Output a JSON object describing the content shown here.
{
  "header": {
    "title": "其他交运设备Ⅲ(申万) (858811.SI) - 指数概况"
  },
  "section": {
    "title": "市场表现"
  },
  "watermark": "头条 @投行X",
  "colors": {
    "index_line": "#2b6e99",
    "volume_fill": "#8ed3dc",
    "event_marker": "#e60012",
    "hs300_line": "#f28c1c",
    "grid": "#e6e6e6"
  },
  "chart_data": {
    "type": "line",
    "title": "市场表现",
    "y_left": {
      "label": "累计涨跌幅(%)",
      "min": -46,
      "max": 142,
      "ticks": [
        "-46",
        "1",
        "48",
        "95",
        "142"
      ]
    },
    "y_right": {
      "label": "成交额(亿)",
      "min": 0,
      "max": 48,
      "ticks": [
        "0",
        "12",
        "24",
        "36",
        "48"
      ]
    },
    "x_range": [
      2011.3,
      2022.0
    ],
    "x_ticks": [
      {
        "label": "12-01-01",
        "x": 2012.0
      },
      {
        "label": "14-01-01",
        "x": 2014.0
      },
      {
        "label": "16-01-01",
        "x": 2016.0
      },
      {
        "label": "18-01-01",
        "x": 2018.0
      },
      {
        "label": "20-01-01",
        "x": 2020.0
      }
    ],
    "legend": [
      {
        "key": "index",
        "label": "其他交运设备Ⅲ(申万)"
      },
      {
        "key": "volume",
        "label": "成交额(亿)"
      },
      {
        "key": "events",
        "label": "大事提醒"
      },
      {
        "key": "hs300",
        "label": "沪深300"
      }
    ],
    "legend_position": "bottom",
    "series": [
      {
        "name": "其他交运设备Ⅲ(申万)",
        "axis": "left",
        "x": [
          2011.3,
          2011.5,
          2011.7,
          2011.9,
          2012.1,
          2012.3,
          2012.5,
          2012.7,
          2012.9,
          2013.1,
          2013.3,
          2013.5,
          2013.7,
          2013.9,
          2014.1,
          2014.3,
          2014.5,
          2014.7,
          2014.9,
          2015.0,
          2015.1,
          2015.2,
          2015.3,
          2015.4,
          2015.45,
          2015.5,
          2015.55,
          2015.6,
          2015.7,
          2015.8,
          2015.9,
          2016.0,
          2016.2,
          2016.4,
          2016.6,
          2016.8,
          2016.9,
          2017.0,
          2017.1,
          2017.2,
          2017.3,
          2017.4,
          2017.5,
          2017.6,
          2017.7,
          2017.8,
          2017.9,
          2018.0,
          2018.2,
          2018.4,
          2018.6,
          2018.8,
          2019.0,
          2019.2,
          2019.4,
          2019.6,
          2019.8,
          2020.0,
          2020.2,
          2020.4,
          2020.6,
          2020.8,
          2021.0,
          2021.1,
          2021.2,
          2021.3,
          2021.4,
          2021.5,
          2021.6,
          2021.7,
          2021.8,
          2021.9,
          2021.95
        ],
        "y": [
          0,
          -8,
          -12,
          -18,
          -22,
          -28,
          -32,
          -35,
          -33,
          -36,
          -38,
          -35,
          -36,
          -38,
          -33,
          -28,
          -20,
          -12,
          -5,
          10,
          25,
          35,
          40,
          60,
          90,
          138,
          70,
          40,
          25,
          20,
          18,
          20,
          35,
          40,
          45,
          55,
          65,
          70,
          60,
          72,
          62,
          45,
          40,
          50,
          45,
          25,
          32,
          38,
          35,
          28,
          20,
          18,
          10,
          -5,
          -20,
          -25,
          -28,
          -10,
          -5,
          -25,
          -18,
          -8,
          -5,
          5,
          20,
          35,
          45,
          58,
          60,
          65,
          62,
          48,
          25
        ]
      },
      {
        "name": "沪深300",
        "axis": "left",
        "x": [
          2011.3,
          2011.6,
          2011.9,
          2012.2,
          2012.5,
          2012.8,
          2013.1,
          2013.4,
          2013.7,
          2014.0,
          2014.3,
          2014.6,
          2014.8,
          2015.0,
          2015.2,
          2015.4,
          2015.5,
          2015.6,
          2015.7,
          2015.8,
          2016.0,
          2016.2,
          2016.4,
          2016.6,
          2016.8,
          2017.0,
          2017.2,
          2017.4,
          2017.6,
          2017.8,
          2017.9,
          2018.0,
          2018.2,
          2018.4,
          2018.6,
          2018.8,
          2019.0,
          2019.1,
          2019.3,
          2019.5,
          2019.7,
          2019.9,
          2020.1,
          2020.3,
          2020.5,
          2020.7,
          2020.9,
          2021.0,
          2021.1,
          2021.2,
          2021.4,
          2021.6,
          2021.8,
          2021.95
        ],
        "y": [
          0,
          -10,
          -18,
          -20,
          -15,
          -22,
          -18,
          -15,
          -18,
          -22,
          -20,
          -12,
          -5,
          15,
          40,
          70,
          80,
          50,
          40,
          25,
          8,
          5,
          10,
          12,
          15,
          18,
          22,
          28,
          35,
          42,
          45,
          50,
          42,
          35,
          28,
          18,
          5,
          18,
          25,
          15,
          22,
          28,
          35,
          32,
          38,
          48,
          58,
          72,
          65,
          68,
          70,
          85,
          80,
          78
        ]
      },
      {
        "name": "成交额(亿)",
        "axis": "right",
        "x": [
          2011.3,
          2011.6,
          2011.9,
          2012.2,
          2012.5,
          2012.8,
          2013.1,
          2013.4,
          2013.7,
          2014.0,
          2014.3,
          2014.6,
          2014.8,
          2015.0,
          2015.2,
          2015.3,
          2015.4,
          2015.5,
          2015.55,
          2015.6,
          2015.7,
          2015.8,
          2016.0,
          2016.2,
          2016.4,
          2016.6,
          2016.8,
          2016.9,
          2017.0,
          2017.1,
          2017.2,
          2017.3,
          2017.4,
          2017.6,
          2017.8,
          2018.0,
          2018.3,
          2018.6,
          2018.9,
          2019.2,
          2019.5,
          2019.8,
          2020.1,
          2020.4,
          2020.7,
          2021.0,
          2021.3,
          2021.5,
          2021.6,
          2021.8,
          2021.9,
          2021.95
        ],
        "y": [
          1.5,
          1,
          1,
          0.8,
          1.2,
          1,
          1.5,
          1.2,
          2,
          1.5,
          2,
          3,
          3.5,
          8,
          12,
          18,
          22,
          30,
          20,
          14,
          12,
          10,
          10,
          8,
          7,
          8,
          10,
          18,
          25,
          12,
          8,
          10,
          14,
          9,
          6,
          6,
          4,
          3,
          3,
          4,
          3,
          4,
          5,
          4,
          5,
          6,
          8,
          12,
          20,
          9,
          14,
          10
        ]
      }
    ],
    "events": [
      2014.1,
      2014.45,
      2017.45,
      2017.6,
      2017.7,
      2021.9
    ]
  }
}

━━━━

### Set task
Reproduce each entry exactly, leaving out nothing.

### Result of the task
Output a JSON object describing the content shown here.
{
  "header": {
    "title": "其他交运设备Ⅲ(申万) (858811.SI) - 指数概况"
  },
  "section": {
    "title": "市场表现"
  },
  "watermark": "头条 @投行X",
  "colors": {
    "index_line": "#2b6e99",
    "volume_fill": "#8ed3dc",
    "event_marker": "#e60012",
    "hs300_line": "#f28c1c",
    "grid": "#e6e6e6"
  },
  "chart_data": {
    "type": "line",
    "title": "市场表现",
    "y_left": {
      "label": "累计涨跌幅(%)",
      "min": -46,
      "max": 142,
      "ticks": [
        "-46",
        "1",
        "48",
        "95",
        "142"
      ]
    },
    "y_right": {
      "label": "成交额(亿)",
      "min": 0,
      "max": 48,
      "ticks": [
        "0",
        "12",
        "24",
        "36",
        "48"
      ]
    },
    "x_range": [
      2011.3,
      2022.0
    ],
    "x_ticks": [
      {
        "label": "12-01-01",
        "x": 2012.0
      },
      {
        "label": "14-01-01",
        "x": 2014.0
      },
      {
        "label": "16-01-01",
        "x": 2016.0
      },
      {
        "label": "18-01-01",
        "x": 2018.0
      },
      {
        "label": "20-01-01",
        "x": 2020.0
      }
    ],
    "legend": [
      {
        "key": "index",
        "label": "其他交运设备Ⅲ(申万)"
      },
      {
        "key": "volume",
        "label": "成交额(亿)"
      },
      {
        "key": "events",
        "label": "大事提醒"
      },
      {
        "key": "hs300",
        "label": "沪深300"
      }
    ],
    "legend_position": "bottom",
    "series": [
      {
        "name": "其他交运设备Ⅲ(申万)",
        "axis": "left",
        "x": [
          2011.3,
          2011.5,
          2011.7,
          2011.9,
          2012.1,
          2012.3,
          2012.5,
          2012.7,
          2012.9,
          2013.1,
          2013.3,
          2013.5,
          2013.7,
          2013.9,
          2014.1,
          2014.3,
          2014.5,
          2014.7,
          2014.9,
          2015.0,
          2015.1,
          2015.2,
          2015.3,
          2015.4,
          2015.45,
          2015.5,
          2015.55,
          2015.6,
          2015.7,
          2015.8,
          2015.9,
          2016.0,
          2016.2,
          2016.4,
          2016.6,
          2016.8,
          2016.9,
          2017.0,
          2017.1,
          2017.2,
          2017.3,
          2017.4,
          2017.5,
          2017.6,
          2017.7,
          2017.8,
          2017.9,
          2018.0,
          2018.2,
          2018.4,
          2018.6,
          2018.8,
          2019.0,
          2019.2,
          2019.4,
          2019.6,
          2019.8,
          2020.0,
          2020.2,
          2020.4,
          2020.6,
          2020.8,
          2021.0,
          2021.1,
          2021.2,
          2021.3,
          2021.4,
          2021.5,
          2021.6,
          2021.7,
          2021.8,
          2021.9,
          2021.95
        ],
        "y": [
          0,
          -8,
          -12,
          -18,
          -22,
          -28,
          -32,
          -35,
          -33,
          -36,
          -38,
          -35,
          -36,
          -38,
          -33,
          -28,
          -20,
          -12,
          -5,
          10,
          25,
          35,
          40,
          60,
          90,
          138,
          70,
          40,
          25,
          20,
          18,
          20,
          35,
          40,
          45,
          55,
          65,
          70,
          60,
          72,
          62,
          45,
          40,
          50,
          45,
          25,
          32,
          38,
          35,
          28,
          20,
          18,
          10,
          -5,
          -20,
          -25,
          -28,
          -10,
          -5,
          -25,
          -18,
          -8,
          -5,
          5,
          20,
          35,
          45,
          58,
          60,
          65,
          62,
          48,
          25
        ]
      },
      {
        "name": "沪深300",
        "axis": "left",
        "x": [
          2011.3,
          2011.6,
          2011.9,
          2012.2,
          2012.5,
          2012.8,
          2013.1,
          2013.4,
          2013.7,
          2014.0,
          2014.3,
          2014.6,
          2014.8,
          2015.0,
          2015.2,
          2015.4,
          2015.5,
          2015.6,
          2015.7,
          2015.8,
          2016.0,
          2016.2,
          2016.4,
          2016.6,
          2016.8,
          2017.0,
          2017.2,
          2017.4,
          2017.6,
          2017.8,
          2017.9,
          2018.0,
          2018.2,
          2018.4,
          2018.6,
          2018.8,
          2019.0,
          2019.1,
          2019.3,
          2019.5,
          2019.7,
          2019.9,
          2020.1,
          2020.3,
          2020.5,
          2020.7,
          2020.9,
          2021.0,
          2021.1,
          2021.2,
          2021.4,
          2021.6,
          2021.8,
          2021.95
        ],
        "y": [
          0,
          -10,
          -18,
          -20,
          -15,
          -22,
          -18,
          -15,
          -18,
          -22,
          -20,
          -12,
          -5,
          15,
          40,
          70,
          80,
          50,
          40,
          25,
          8,
          5,
          10,
          12,
          15,
          18,
          22,
          28,
          35,
          42,
          45,
          50,
          42,
          35,
          28,
          18,
          5,
          18,
          25,
          15,
          22,
          28,
          35,
          32,
          38,
          48,
          58,
          72,
          65,
          68,
          70,
          85,
          80,
          78
        ]
      },
      {
        "name": "成交额(亿)",
        "axis": "right",
        "x": [
          2011.3,
          2011.6,
          2011.9,
          2012.2,
          2012.5,
          2012.8,
          2013.1,
          2013.4,
          2013.7,
          2014.0,
          2014.3,
          2014.6,
          2014.8,
          2015.0,
          2015.2,
          2015.3,
          2015.4,
          2015.5,
          2015.55,
          2015.6,
          2015.7,
          2015.8,
          2016.0,
          2016.2,
          2016.4,
          2016.6,
          2016.8,
          2016.9,
          2017.0,
          2017.1,
          2017.2,
          2017.3,
          2017.4,
          2017.6,
          2017.8,
          2018.0,
          2018.3,
          2018.6,
          2018.9,
          2019.2,
          2019.5,
          2019.8,
          2020.1,
          2020.4,
          2020.7,
          2021.0,
          2021.3,
          2021.5,
          2021.6,
          2021.8,
          2021.9,
          2021.95
        ],
        "y": [
          1.5,
          1,
          1,
          0.8,
          1.2,
          1,
          1.5,
          1.2,
          2,
          1.5,
          2,
          3,
          3.5,
          8,
          12,
          18,
          22,
          30,
          20,
          14,
          12,
          10,
          10,
          8,
          7,
          8,
          10,
          18,
          25,
          12,
          8,
          10,
          14,
          9,
          6,
          6,
          4,
          3,
          3,
          4,
          3,
          4,
          5,
          4,
          5,
          6,
          8,
          12,
          20,
          9,
          14,
          10
        ]
      }
    ],
    "events": [
      2014.1,
      2014.45,
      2017.45,
      2017.6,
      2017.7,
      2021.9
    ]
  }
}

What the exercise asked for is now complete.